▸ Task
Copy out every line containing the word "塗料製造業".
▼
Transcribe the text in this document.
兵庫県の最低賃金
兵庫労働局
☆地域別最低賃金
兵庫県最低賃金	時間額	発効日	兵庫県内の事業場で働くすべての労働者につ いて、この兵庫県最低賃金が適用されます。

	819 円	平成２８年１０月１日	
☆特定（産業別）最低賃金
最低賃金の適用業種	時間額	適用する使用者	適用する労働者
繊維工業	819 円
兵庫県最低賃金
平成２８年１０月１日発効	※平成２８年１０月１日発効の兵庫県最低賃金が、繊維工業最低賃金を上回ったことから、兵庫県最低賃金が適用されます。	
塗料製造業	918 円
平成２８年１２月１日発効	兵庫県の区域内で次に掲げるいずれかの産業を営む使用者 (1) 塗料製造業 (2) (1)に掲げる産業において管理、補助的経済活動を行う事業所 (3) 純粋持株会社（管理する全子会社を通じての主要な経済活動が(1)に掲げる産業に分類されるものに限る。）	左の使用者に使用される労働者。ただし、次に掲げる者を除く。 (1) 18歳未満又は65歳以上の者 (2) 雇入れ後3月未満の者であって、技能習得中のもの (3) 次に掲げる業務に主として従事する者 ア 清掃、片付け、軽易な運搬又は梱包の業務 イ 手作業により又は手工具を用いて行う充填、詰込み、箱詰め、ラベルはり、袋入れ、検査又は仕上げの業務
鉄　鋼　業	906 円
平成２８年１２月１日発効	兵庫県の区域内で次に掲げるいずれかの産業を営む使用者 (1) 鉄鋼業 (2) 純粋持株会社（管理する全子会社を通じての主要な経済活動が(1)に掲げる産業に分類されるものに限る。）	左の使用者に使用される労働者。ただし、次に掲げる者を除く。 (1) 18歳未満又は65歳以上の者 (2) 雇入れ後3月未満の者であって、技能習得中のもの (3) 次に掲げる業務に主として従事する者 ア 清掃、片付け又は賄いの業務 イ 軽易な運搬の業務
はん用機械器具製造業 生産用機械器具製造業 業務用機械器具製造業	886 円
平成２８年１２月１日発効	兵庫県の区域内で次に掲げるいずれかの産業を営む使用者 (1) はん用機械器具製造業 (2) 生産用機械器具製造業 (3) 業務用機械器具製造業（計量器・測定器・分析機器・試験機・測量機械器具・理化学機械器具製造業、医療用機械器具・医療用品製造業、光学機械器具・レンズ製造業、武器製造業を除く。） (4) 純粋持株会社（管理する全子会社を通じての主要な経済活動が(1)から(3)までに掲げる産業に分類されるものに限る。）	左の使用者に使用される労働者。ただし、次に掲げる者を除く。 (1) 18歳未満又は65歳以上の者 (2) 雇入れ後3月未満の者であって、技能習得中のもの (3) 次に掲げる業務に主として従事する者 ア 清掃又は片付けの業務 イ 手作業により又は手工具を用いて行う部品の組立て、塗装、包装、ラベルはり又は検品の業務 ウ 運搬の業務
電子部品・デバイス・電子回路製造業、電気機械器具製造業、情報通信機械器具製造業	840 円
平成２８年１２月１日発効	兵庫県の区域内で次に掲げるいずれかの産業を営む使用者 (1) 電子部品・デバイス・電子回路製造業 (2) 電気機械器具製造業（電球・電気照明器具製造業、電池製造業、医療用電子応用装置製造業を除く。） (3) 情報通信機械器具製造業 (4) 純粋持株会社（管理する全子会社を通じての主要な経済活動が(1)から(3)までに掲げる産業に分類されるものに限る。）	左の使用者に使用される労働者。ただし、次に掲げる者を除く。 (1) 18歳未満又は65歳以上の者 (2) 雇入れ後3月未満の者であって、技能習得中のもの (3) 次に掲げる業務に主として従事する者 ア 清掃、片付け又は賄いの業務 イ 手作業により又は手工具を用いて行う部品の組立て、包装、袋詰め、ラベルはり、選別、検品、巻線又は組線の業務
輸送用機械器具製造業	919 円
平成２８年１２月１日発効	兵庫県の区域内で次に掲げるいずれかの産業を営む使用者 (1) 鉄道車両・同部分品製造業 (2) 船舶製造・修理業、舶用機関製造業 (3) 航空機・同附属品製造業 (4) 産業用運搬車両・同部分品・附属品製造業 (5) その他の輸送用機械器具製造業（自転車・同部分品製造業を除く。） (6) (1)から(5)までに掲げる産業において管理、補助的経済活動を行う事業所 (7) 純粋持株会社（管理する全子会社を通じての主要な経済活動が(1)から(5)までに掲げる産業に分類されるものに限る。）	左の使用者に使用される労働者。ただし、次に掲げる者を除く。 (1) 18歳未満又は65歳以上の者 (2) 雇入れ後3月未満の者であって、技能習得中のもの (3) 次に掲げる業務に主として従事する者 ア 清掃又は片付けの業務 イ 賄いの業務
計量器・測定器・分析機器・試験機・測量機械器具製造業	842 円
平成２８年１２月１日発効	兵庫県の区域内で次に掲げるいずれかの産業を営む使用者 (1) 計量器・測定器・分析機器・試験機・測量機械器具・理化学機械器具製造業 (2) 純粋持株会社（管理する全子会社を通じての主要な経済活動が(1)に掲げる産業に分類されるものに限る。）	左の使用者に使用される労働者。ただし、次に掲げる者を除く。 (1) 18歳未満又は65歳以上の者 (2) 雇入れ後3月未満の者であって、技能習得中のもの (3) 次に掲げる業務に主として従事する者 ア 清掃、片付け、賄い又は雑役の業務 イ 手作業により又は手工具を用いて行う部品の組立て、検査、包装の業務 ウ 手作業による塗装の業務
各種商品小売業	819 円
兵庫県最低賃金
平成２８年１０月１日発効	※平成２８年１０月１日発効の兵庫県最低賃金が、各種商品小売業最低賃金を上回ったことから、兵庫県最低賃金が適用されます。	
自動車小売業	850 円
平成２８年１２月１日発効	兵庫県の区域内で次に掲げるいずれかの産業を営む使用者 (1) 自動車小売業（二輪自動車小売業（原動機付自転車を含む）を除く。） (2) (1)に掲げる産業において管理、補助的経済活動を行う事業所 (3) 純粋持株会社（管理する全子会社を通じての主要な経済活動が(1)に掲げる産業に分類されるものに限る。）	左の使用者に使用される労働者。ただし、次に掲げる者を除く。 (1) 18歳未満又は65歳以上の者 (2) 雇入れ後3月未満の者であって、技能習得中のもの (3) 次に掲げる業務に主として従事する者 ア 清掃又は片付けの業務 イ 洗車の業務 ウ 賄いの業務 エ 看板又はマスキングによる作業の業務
▲
▸ Solved problem
塗料製造業	918 円
平成２８年１２月１日発効	兵庫県の区域内で次に掲げるいずれかの産業を営む使用者 (1) 塗料製造業 (2) (1)に掲げる産業において管理、補助的経済活動を行う事業所 (3) 純粋持株会社（管理する全子会社を通じての主要な経済活動が(1)に掲げる産業に分類されるものに限る。）	左の使用者に使用される労働者。ただし、次に掲げる者を除く。 (1) 18歳未満又は65歳以上の者 (2) 雇入れ後3月未満の者であって、技能習得中のもの (3) 次に掲げる業務に主として従事する者 ア 清掃、片付け、軽易な運搬又は梱包の業務 イ 手作業により又は手工具を用いて行う充填、詰込み、箱詰め、ラベルはり、袋入れ、検査又は仕上げの業務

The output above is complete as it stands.